__What is asked__
Could you render every line of the records below as a Markdown table with the columns "Number" and "Entry," leaving out any blank lines?

__Supplied data__
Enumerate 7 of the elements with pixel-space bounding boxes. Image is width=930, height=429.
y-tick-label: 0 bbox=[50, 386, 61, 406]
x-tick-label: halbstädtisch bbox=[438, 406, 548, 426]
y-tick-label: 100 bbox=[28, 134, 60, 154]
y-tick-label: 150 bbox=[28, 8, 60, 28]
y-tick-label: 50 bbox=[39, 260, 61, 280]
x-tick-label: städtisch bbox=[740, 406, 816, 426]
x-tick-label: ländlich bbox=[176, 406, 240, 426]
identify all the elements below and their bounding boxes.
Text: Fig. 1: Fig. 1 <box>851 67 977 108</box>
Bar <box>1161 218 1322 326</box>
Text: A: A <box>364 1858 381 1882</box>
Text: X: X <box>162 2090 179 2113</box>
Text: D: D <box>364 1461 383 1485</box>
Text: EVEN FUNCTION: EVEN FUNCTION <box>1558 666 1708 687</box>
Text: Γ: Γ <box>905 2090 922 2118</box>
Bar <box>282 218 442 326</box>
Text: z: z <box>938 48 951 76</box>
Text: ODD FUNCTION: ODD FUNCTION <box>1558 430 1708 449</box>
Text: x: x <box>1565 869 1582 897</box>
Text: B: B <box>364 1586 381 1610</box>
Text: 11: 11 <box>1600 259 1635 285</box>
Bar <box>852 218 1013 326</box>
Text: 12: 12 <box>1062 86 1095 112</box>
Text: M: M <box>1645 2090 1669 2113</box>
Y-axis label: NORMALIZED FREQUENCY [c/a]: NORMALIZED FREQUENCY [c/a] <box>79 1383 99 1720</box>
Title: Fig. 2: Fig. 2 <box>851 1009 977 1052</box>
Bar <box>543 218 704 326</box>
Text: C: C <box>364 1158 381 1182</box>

__Answer for the task__
| Number | Entry |
|---|---|
| 1 | Enumerate 7 of the elements with pixel-space bounding boxes. Image is width=930, height=429. |
| 2 | y-tick-label: 0 bbox=[50, 386, 61, 406] |
| 3 | x-tick-label: halbstädtisch bbox=[438, 406, 548, 426] |
| 4 | y-tick-label: 100 bbox=[28, 134, 60, 154] |
| 5 | y-tick-label: 150 bbox=[28, 8, 60, 28] |
| 6 | y-tick-label: 50 bbox=[39, 260, 61, 280] |
| 7 | x-tick-label: städtisch bbox=[740, 406, 816, 426] |
| 8 | x-tick-label: ländlich bbox=[176, 406, 240, 426] |
| 9 | identify all the elements below and their bounding boxes. |
| 10 | Text: Fig. 1: Fig. 1 <box>851 67 977 108</box> |
| 11 | Bar <box>1161 218 1322 326</box> |
| 12 | Text: A: A <box>364 1858 381 1882</box> |
| 13 | Text: X: X <box>162 2090 179 2113</box> |
| 14 | Text: D: D <box>364 1461 383 1485</box> |
| 15 | Text: EVEN FUNCTION: EVEN FUNCTION <box>1558 666 1708 687</box> |
| 16 | Text: Γ: Γ <box>905 2090 922 2118</box> |
| 17 | Bar <box>282 218 442 326</box> |
| 18 | Text: z: z <box>938 48 951 76</box> |
| 19 | Text: ODD FUNCTION: ODD FUNCTION <box>1558 430 1708 449</box> |
| 20 | Text: x: x <box>1565 869 1582 897</box> |
| 21 | Text: B: B <box>364 1586 381 1610</box> |
| 22 | Text: 11: 11 <box>1600 259 1635 285</box> |
| 23 | Bar <box>852 218 1013 326</box> |
| 24 | Text: 12: 12 <box>1062 86 1095 112</box> |
| 25 | Text: M: M <box>1645 2090 1669 2113</box> |
| 26 | Y-axis label: NORMALIZED FREQUENCY [c/a]: NORMALIZED FREQUENCY [c/a] <box>79 1383 99 1720</box> |
| 27 | Title: Fig. 2: Fig. 2 <box>851 1009 977 1052</box> |
| 28 | Bar <box>543 218 704 326</box> |
| 29 | Text: C: C <box>364 1158 381 1182</box> |